== WHAT YOU SHOULD DO ==
Reproduce the material word for word; the images stay out.

(Rows from a dataset)
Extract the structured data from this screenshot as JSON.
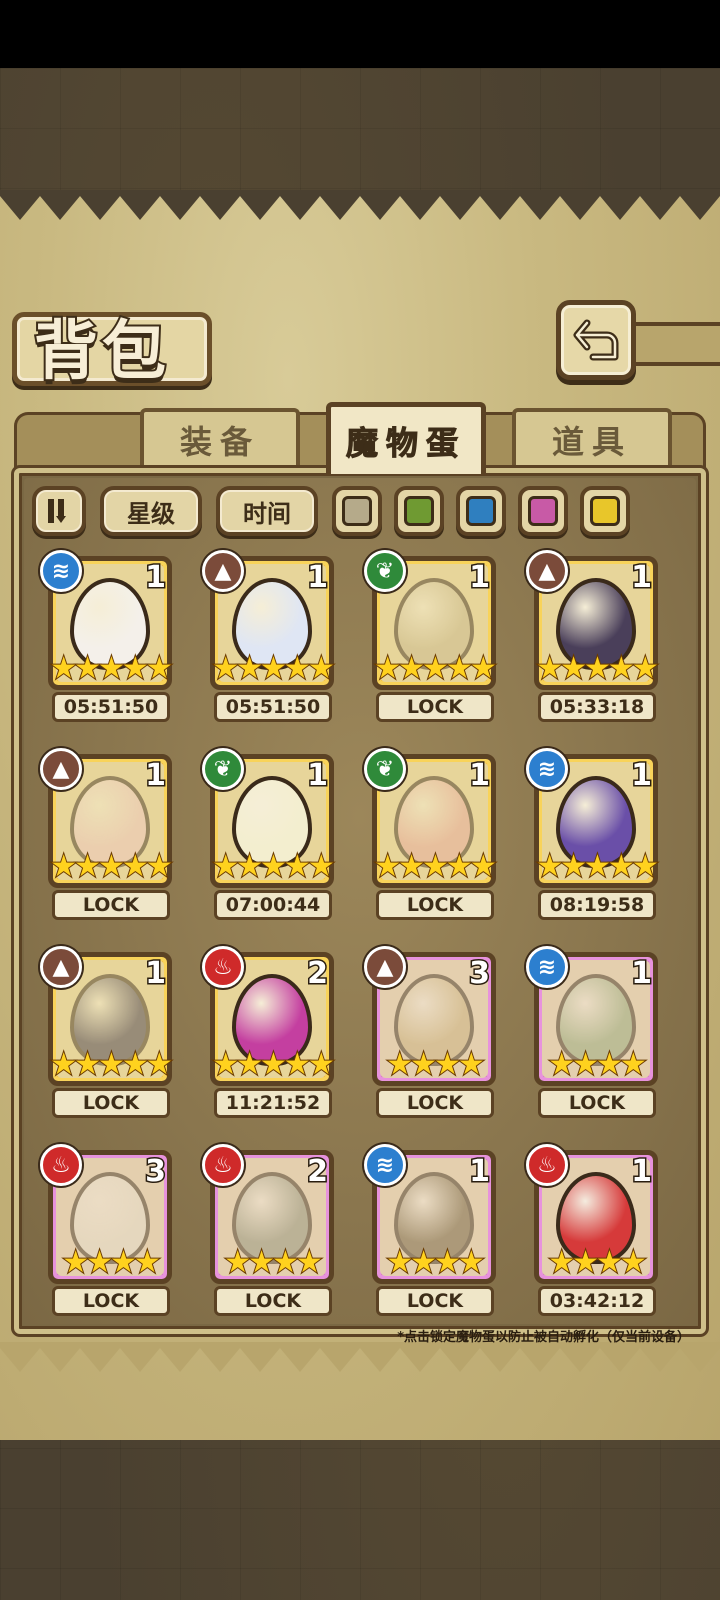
{
  "title": "背包",
  "tabs": [
    {
      "label": "装备"
    },
    {
      "label": "魔物蛋"
    },
    {
      "label": "道具"
    }
  ],
  "filters": {
    "star_label": "星级",
    "time_label": "时间",
    "colors": [
      "#b5aa8a",
      "#6f9a32",
      "#2f7fbf",
      "#c85aa6",
      "#e8c62a"
    ]
  },
  "eggs": [
    {
      "element": "water",
      "count": "1",
      "stars": 5,
      "status": "05:51:50",
      "rarity": "gold",
      "color": "#f4f0ea"
    },
    {
      "element": "earth",
      "count": "1",
      "stars": 5,
      "status": "05:51:50",
      "rarity": "gold",
      "color": "#dfe6f4"
    },
    {
      "element": "nature",
      "count": "1",
      "stars": 5,
      "status": "LOCK",
      "rarity": "gold",
      "color": "#c7b890"
    },
    {
      "element": "earth",
      "count": "1",
      "stars": 5,
      "status": "05:33:18",
      "rarity": "gold",
      "color": "#4a3f5a"
    },
    {
      "element": "earth",
      "count": "1",
      "stars": 5,
      "status": "LOCK",
      "rarity": "gold",
      "color": "#f0c7c7"
    },
    {
      "element": "nature",
      "count": "1",
      "stars": 5,
      "status": "07:00:44",
      "rarity": "gold",
      "color": "#f3eecf"
    },
    {
      "element": "nature",
      "count": "1",
      "stars": 5,
      "status": "LOCK",
      "rarity": "gold",
      "color": "#e9a6a0"
    },
    {
      "element": "water",
      "count": "1",
      "stars": 5,
      "status": "08:19:58",
      "rarity": "gold",
      "color": "#6a4fa8"
    },
    {
      "element": "earth",
      "count": "1",
      "stars": 5,
      "status": "LOCK",
      "rarity": "gold",
      "color": "#3a3550"
    },
    {
      "element": "fire",
      "count": "2",
      "stars": 5,
      "status": "11:21:52",
      "rarity": "gold",
      "color": "#c43fa0"
    },
    {
      "element": "earth",
      "count": "3",
      "stars": 4,
      "status": "LOCK",
      "rarity": "purple",
      "color": "#c9b07a"
    },
    {
      "element": "water",
      "count": "1",
      "stars": 4,
      "status": "LOCK",
      "rarity": "purple",
      "color": "#8fa87a"
    },
    {
      "element": "fire",
      "count": "3",
      "stars": 4,
      "status": "LOCK",
      "rarity": "purple",
      "color": "#e8e2d2"
    },
    {
      "element": "fire",
      "count": "2",
      "stars": 4,
      "status": "LOCK",
      "rarity": "purple",
      "color": "#8a8f7a"
    },
    {
      "element": "water",
      "count": "1",
      "stars": 4,
      "status": "LOCK",
      "rarity": "purple",
      "color": "#6a5a3a"
    },
    {
      "element": "fire",
      "count": "1",
      "stars": 4,
      "status": "03:42:12",
      "rarity": "purple",
      "color": "#d63a3a"
    }
  ],
  "note": "*点击锁定魔物蛋以防止被自动孵化（仅当前设备）"
}
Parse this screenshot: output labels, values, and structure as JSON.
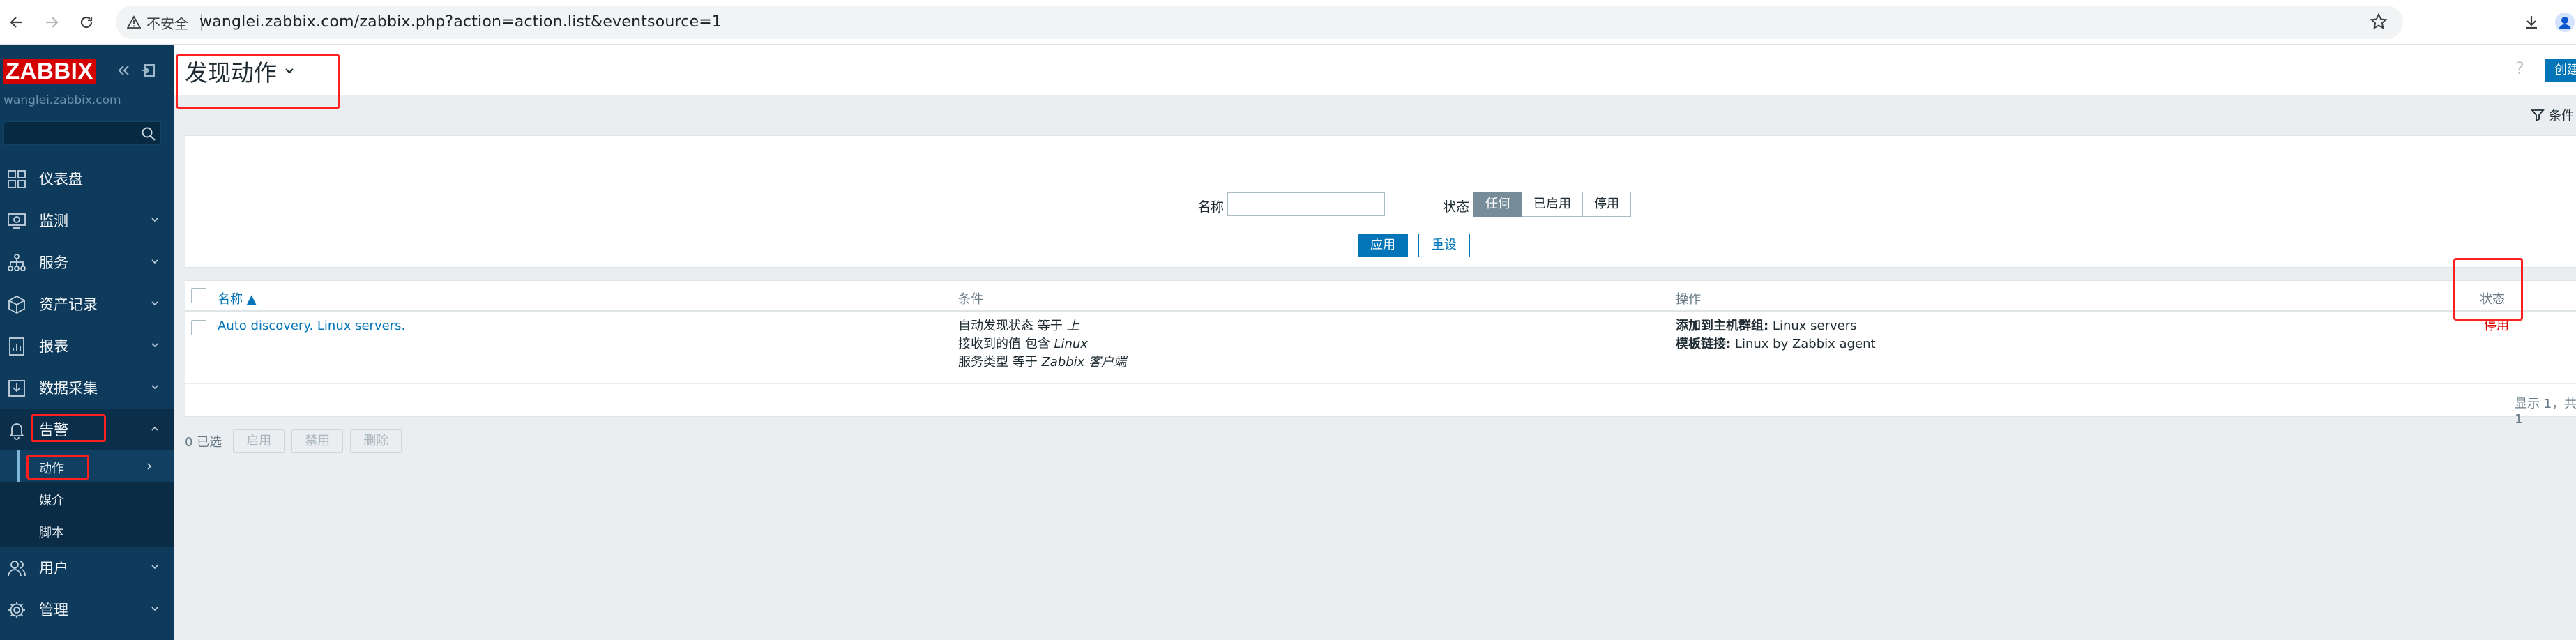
{
  "browser": {
    "security_label": "不安全",
    "url": "wanglei.zabbix.com/zabbix.php?action=action.list&eventsource=1"
  },
  "sidebar": {
    "logo": "ZABBIX",
    "server": "wanglei.zabbix.com",
    "menu": [
      {
        "label": "仪表盘",
        "icon": "dashboard-icon"
      },
      {
        "label": "监测",
        "icon": "monitoring-icon"
      },
      {
        "label": "服务",
        "icon": "services-icon"
      },
      {
        "label": "资产记录",
        "icon": "inventory-icon"
      },
      {
        "label": "报表",
        "icon": "reports-icon"
      },
      {
        "label": "数据采集",
        "icon": "data-collection-icon"
      },
      {
        "label": "告警",
        "icon": "alerts-icon"
      },
      {
        "label": "用户",
        "icon": "users-icon"
      },
      {
        "label": "管理",
        "icon": "administration-icon"
      }
    ],
    "alerts_submenu": [
      {
        "label": "动作"
      },
      {
        "label": "媒介"
      },
      {
        "label": "脚本"
      }
    ]
  },
  "header": {
    "title": "发现动作",
    "help": "?",
    "create_label": "创建"
  },
  "filter": {
    "tab_label": "条件",
    "name_label": "名称",
    "name_value": "",
    "status_label": "状态",
    "status_options": [
      "任何",
      "已启用",
      "停用"
    ],
    "apply_label": "应用",
    "reset_label": "重设"
  },
  "table": {
    "headers": {
      "name": "名称 ▲",
      "conditions": "条件",
      "operations": "操作",
      "status": "状态"
    },
    "rows": [
      {
        "name": "Auto discovery. Linux servers.",
        "conditions": [
          {
            "text": "自动发现状态 等于 ",
            "value": "上"
          },
          {
            "text": "接收到的值 包含 ",
            "value": "Linux"
          },
          {
            "text": "服务类型 等于 ",
            "value": "Zabbix 客户端"
          }
        ],
        "operations": [
          {
            "label": "添加到主机群组:",
            "value": " Linux servers"
          },
          {
            "label": "模板链接:",
            "value": " Linux by Zabbix agent"
          }
        ],
        "status": "停用"
      }
    ],
    "footer": "显示 1，共 1"
  },
  "mass_actions": {
    "selected": "0 已选",
    "enable": "启用",
    "disable": "禁用",
    "delete": "删除"
  },
  "colors": {
    "sidebar": "#0e3b5c",
    "accent": "#0275b8",
    "logo": "#d40000",
    "status_disabled": "#dc0000",
    "annotation": "#ff1f1f"
  }
}
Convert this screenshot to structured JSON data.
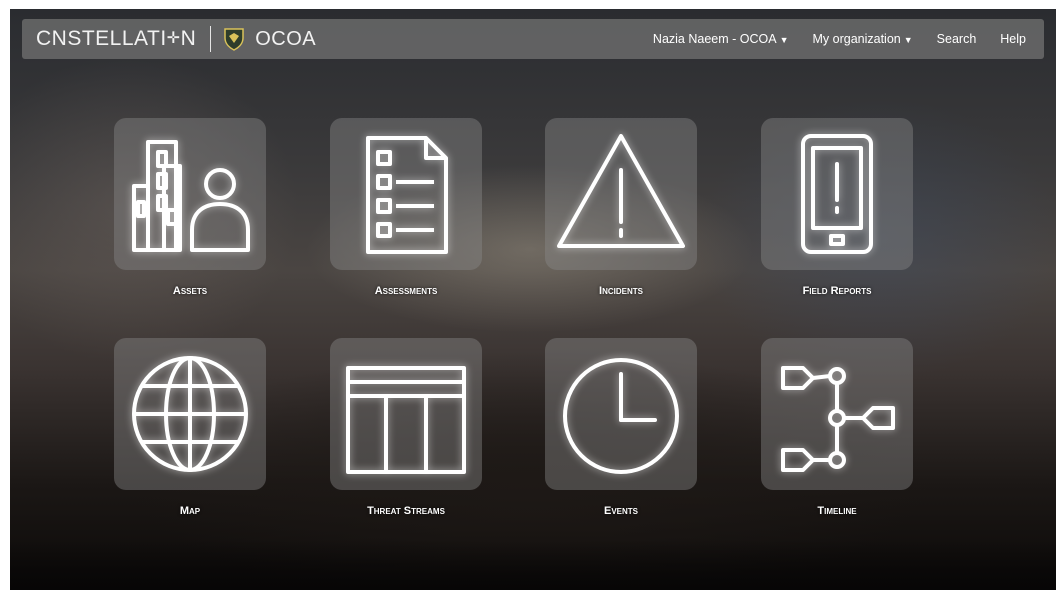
{
  "header": {
    "brand_left": "C",
    "brand_rest": "NSTELLATI",
    "brand_end": "N",
    "org_name": "OCOA",
    "user_menu": "Nazia Naeem - OCOA",
    "org_menu": "My organization",
    "search": "Search",
    "help": "Help",
    "caret": "▼"
  },
  "tiles": [
    {
      "label": "Assets"
    },
    {
      "label": "Assessments"
    },
    {
      "label": "Incidents"
    },
    {
      "label": "Field Reports"
    },
    {
      "label": "Map"
    },
    {
      "label": "Threat Streams"
    },
    {
      "label": "Events"
    },
    {
      "label": "Timeline"
    }
  ],
  "colors": {
    "navbar": "#707070",
    "tile": "#8a8a8a",
    "icon_stroke": "#ffffff"
  }
}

== ANSWER FOR THIS EXERCISE ==
Extract the structured data from this screenshot as JSON.
{
  "title": "背包",
  "tabs": [
    {
      "label": "装备"
    },
    {
      "label": "魔物蛋"
    },
    {
      "label": "道具"
    }
  ],
  "filters": {
    "star_label": "星级",
    "time_label": "时间",
    "colors": [
      "#b5aa8a",
      "#6f9a32",
      "#2f7fbf",
      "#c85aa6",
      "#e8c62a"
    ]
  },
  "eggs": [
    {
      "element": "water",
      "count": "1",
      "stars": 5,
      "status": "05:51:50",
      "rarity": "gold",
      "color": "#f4f0ea"
    },
    {
      "element": "earth",
      "count": "1",
      "stars": 5,
      "status": "05:51:50",
      "rarity": "gold",
      "color": "#dfe6f4"
    },
    {
      "element": "nature",
      "count": "1",
      "stars": 5,
      "status": "LOCK",
      "rarity": "gold",
      "color": "#c7b890"
    },
    {
      "element": "earth",
      "count": "1",
      "stars": 5,
      "status": "05:33:18",
      "rarity": "gold",
      "color": "#4a3f5a"
    },
    {
      "element": "earth",
      "count": "1",
      "stars": 5,
      "status": "LOCK",
      "rarity": "gold",
      "color": "#f0c7c7"
    },
    {
      "element": "nature",
      "count": "1",
      "stars": 5,
      "status": "07:00:44",
      "rarity": "gold",
      "color": "#f3eecf"
    },
    {
      "element": "nature",
      "count": "1",
      "stars": 5,
      "status": "LOCK",
      "rarity": "gold",
      "color": "#e9a6a0"
    },
    {
      "element": "water",
      "count": "1",
      "stars": 5,
      "status": "08:19:58",
      "rarity": "gold",
      "color": "#6a4fa8"
    },
    {
      "element": "earth",
      "count": "1",
      "stars": 5,
      "status": "LOCK",
      "rarity": "gold",
      "color": "#3a3550"
    },
    {
      "element": "fire",
      "count": "2",
      "stars": 5,
      "status": "11:21:52",
      "rarity": "gold",
      "color": "#c43fa0"
    },
    {
      "element": "earth",
      "count": "3",
      "stars": 4,
      "status": "LOCK",
      "rarity": "purple",
      "color": "#c9b07a"
    },
    {
      "element": "water",
      "count": "1",
      "stars": 4,
      "status": "LOCK",
      "rarity": "purple",
      "color": "#8fa87a"
    },
    {
      "element": "fire",
      "count": "3",
      "stars": 4,
      "status": "LOCK",
      "rarity": "purple",
      "color": "#e8e2d2"
    },
    {
      "element": "fire",
      "count": "2",
      "stars": 4,
      "status": "LOCK",
      "rarity": "purple",
      "color": "#8a8f7a"
    },
    {
      "element": "water",
      "count": "1",
      "stars": 4,
      "status": "LOCK",
      "rarity": "purple",
      "color": "#6a5a3a"
    },
    {
      "element": "fire",
      "count": "1",
      "stars": 4,
      "status": "03:42:12",
      "rarity": "purple",
      "color": "#d63a3a"
    }
  ],
  "note": "*点击锁定魔物蛋以防止被自动孵化（仅当前设备）"
}
Parse this screenshot: output labels, values, and structure as JSON.
{
  "browser": {
    "security_label": "不安全",
    "url": "wanglei.zabbix.com/zabbix.php?action=action.list&eventsource=1"
  },
  "sidebar": {
    "logo": "ZABBIX",
    "server": "wanglei.zabbix.com",
    "menu": [
      {
        "label": "仪表盘",
        "icon": "dashboard-icon"
      },
      {
        "label": "监测",
        "icon": "monitoring-icon"
      },
      {
        "label": "服务",
        "icon": "services-icon"
      },
      {
        "label": "资产记录",
        "icon": "inventory-icon"
      },
      {
        "label": "报表",
        "icon": "reports-icon"
      },
      {
        "label": "数据采集",
        "icon": "data-collection-icon"
      },
      {
        "label": "告警",
        "icon": "alerts-icon"
      },
      {
        "label": "用户",
        "icon": "users-icon"
      },
      {
        "label": "管理",
        "icon": "administration-icon"
      }
    ],
    "alerts_submenu": [
      {
        "label": "动作"
      },
      {
        "label": "媒介"
      },
      {
        "label": "脚本"
      }
    ]
  },
  "header": {
    "title": "发现动作",
    "help": "?",
    "create_label": "创建"
  },
  "filter": {
    "tab_label": "条件",
    "name_label": "名称",
    "name_value": "",
    "status_label": "状态",
    "status_options": [
      "任何",
      "已启用",
      "停用"
    ],
    "apply_label": "应用",
    "reset_label": "重设"
  },
  "table": {
    "headers": {
      "name": "名称 ▲",
      "conditions": "条件",
      "operations": "操作",
      "status": "状态"
    },
    "rows": [
      {
        "name": "Auto discovery. Linux servers.",
        "conditions": [
          {
            "text": "自动发现状态 等于 ",
            "value": "上"
          },
          {
            "text": "接收到的值 包含 ",
            "value": "Linux"
          },
          {
            "text": "服务类型 等于 ",
            "value": "Zabbix 客户端"
          }
        ],
        "operations": [
          {
            "label": "添加到主机群组:",
            "value": " Linux servers"
          },
          {
            "label": "模板链接:",
            "value": " Linux by Zabbix agent"
          }
        ],
        "status": "停用"
      }
    ],
    "footer": "显示 1，共 1"
  },
  "mass_actions": {
    "selected": "0 已选",
    "enable": "启用",
    "disable": "禁用",
    "delete": "删除"
  },
  "colors": {
    "sidebar": "#0e3b5c",
    "accent": "#0275b8",
    "logo": "#d40000",
    "status_disabled": "#dc0000",
    "annotation": "#ff1f1f"
  }
}
Convert this screenshot to structured JSON data.
{
  "header": {
    "brand_left": "C",
    "brand_rest": "NSTELLATI",
    "brand_end": "N",
    "org_name": "OCOA",
    "user_menu": "Nazia Naeem - OCOA",
    "org_menu": "My organization",
    "search": "Search",
    "help": "Help",
    "caret": "▼"
  },
  "tiles": [
    {
      "label": "Assets"
    },
    {
      "label": "Assessments"
    },
    {
      "label": "Incidents"
    },
    {
      "label": "Field Reports"
    },
    {
      "label": "Map"
    },
    {
      "label": "Threat Streams"
    },
    {
      "label": "Events"
    },
    {
      "label": "Timeline"
    }
  ],
  "colors": {
    "navbar": "#707070",
    "tile": "#8a8a8a",
    "icon_stroke": "#ffffff"
  }
}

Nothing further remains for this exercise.